▶ **EXERCISE MATERIAL**
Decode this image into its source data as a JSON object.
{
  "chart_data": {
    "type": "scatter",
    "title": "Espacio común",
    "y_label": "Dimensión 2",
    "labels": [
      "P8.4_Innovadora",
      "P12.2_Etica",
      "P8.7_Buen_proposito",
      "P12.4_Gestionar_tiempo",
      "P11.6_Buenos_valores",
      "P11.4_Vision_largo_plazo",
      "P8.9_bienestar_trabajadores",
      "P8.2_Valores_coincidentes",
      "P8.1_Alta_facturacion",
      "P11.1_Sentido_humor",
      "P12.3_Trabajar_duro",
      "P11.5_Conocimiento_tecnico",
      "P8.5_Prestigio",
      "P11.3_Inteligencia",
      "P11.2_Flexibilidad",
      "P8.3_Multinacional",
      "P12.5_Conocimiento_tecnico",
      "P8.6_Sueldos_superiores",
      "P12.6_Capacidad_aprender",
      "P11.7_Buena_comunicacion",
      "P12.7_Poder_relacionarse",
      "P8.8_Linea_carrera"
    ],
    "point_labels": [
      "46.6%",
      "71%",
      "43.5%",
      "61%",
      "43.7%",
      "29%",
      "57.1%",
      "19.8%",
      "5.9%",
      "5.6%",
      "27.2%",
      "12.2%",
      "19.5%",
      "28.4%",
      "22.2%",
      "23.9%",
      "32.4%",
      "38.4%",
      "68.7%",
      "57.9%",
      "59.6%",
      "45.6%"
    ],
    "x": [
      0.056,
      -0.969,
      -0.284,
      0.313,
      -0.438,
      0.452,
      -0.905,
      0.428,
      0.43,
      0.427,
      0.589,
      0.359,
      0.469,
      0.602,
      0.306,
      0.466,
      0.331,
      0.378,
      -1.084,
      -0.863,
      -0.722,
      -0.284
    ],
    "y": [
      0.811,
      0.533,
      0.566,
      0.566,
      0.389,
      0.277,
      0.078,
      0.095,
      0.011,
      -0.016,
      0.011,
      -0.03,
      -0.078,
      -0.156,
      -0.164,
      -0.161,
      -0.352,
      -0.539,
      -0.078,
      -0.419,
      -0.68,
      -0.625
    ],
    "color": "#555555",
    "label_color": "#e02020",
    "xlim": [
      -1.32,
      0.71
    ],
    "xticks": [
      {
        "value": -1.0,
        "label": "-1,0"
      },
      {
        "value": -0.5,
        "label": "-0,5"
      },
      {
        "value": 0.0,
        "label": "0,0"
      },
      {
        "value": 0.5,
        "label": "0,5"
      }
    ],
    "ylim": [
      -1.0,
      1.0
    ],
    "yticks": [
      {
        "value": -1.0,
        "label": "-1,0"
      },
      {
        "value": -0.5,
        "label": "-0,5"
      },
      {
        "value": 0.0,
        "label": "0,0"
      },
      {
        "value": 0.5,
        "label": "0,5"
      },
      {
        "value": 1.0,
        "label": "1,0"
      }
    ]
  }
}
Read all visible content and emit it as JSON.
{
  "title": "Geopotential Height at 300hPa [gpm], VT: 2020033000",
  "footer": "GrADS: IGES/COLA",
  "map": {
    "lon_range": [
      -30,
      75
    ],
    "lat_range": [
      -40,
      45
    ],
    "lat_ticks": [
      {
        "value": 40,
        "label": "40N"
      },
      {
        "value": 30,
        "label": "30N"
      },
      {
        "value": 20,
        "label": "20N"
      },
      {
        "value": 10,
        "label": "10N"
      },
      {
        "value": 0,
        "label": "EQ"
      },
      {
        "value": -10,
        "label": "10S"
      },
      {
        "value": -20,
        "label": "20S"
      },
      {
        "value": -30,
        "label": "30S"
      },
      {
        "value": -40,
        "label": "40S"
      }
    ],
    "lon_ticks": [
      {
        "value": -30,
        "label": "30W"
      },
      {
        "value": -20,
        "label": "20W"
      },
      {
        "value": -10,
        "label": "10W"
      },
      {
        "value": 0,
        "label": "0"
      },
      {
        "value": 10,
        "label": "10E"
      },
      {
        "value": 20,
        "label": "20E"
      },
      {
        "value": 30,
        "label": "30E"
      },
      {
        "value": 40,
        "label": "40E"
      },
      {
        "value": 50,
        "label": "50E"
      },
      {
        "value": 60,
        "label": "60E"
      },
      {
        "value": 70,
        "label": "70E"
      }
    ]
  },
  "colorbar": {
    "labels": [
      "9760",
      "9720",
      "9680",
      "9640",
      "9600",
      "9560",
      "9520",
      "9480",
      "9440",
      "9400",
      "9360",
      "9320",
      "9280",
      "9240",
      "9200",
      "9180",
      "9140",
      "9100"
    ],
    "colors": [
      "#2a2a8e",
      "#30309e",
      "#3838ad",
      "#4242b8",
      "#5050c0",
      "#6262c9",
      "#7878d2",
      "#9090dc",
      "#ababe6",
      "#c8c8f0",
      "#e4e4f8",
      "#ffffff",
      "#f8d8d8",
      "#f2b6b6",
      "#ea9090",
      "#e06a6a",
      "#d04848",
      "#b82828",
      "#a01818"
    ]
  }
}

▶ **STATED GOAL**
Identify the lines of the data that contain the word "JSON". Copy each of them.

▶ **EXERCISE ANSWER**
Decode this image into its source data as a JSON object.
Read all visible content and emit it as JSON.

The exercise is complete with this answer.